Directions for this task: Reproduce every record below exactly as it appears.

Given information:
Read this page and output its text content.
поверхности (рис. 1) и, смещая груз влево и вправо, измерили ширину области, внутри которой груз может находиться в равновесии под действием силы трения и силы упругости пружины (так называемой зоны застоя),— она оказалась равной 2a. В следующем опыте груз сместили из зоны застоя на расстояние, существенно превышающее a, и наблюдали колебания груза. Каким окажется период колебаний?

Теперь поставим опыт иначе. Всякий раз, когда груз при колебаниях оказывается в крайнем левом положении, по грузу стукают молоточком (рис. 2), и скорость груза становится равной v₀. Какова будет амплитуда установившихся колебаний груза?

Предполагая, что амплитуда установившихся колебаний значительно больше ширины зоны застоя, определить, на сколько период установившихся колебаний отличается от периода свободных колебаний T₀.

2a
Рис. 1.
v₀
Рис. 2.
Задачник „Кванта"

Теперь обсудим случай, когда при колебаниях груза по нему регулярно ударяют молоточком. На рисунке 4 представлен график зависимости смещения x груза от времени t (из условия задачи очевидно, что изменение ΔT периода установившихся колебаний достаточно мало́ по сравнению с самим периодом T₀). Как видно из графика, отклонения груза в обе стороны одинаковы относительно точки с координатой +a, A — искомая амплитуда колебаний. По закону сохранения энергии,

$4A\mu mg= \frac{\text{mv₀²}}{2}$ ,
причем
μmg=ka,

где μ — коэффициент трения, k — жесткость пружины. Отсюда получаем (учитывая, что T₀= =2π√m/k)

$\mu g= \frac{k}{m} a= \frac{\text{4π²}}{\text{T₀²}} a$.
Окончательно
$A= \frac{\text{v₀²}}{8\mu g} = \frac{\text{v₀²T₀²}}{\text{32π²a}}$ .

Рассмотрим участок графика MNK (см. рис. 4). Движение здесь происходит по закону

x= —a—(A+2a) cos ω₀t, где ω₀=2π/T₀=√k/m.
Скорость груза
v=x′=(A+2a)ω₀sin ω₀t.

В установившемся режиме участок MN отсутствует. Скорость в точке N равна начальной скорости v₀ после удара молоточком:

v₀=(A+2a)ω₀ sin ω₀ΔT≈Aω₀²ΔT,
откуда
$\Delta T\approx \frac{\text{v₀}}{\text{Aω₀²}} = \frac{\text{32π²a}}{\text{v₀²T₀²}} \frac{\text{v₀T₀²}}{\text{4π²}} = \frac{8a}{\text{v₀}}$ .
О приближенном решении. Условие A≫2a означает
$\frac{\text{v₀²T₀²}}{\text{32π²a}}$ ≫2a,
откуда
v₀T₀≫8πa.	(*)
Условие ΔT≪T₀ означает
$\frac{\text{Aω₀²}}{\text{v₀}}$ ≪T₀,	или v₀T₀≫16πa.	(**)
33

The answer:
Read this page and output its text content.
поверхности (рис. 1) и, смещая груз влево и вправо, измерили ширину области, внутри которой груз может находиться в равновесии под действием силы трения и силы упругости пружины (так называемой зоны застоя),— она оказалась равной 2a. В следующем опыте груз сместили из зоны застоя на расстояние, существенно превышающее a, и наблюдали колебания груза. Каким окажется период колебаний?

Теперь поставим опыт иначе. Всякий раз, когда груз при колебаниях оказывается в крайнем левом положении, по грузу стукают молоточком (рис. 2), и скорость груза становится равной v₀. Какова будет амплитуда установившихся колебаний груза?

Предполагая, что амплитуда установившихся колебаний значительно больше ширины зоны застоя, определить, на сколько период установившихся колебаний отличается от периода свободных колебаний T₀.

2a
Рис. 1.
v₀
Рис. 2.
Задачник „Кванта"

Теперь обсудим случай, когда при колебаниях груза по нему регулярно ударяют молоточком. На рисунке 4 представлен график зависимости смещения x груза от времени t (из условия задачи очевидно, что изменение ΔT периода установившихся колебаний достаточно мало́ по сравнению с самим периодом T₀). Как видно из графика, отклонения груза в обе стороны одинаковы относительно точки с координатой +a, A — искомая амплитуда колебаний. По закону сохранения энергии,

$4A\mu mg= \frac{\text{mv₀²}}{2}$ ,
причем
μmg=ka,

где μ — коэффициент трения, k — жесткость пружины. Отсюда получаем (учитывая, что T₀= =2π√m/k)

$\mu g= \frac{k}{m} a= \frac{\text{4π²}}{\text{T₀²}} a$.
Окончательно
$A= \frac{\text{v₀²}}{8\mu g} = \frac{\text{v₀²T₀²}}{\text{32π²a}}$ .

Рассмотрим участок графика MNK (см. рис. 4). Движение здесь происходит по закону

x= —a—(A+2a) cos ω₀t, где ω₀=2π/T₀=√k/m.
Скорость груза
v=x′=(A+2a)ω₀sin ω₀t.

В установившемся режиме участок MN отсутствует. Скорость в точке N равна начальной скорости v₀ после удара молоточком:

v₀=(A+2a)ω₀ sin ω₀ΔT≈Aω₀²ΔT,
откуда
$\Delta T\approx \frac{\text{v₀}}{\text{Aω₀²}} = \frac{\text{32π²a}}{\text{v₀²T₀²}} \frac{\text{v₀T₀²}}{\text{4π²}} = \frac{8a}{\text{v₀}}$ .
О приближенном решении. Условие A≫2a означает
$\frac{\text{v₀²T₀²}}{\text{32π²a}}$ ≫2a,
откуда
v₀T₀≫8πa.	(*)
Условие ΔT≪T₀ означает
$\frac{\text{Aω₀²}}{\text{v₀}}$ ≪T₀,	или v₀T₀≫16πa.	(**)
33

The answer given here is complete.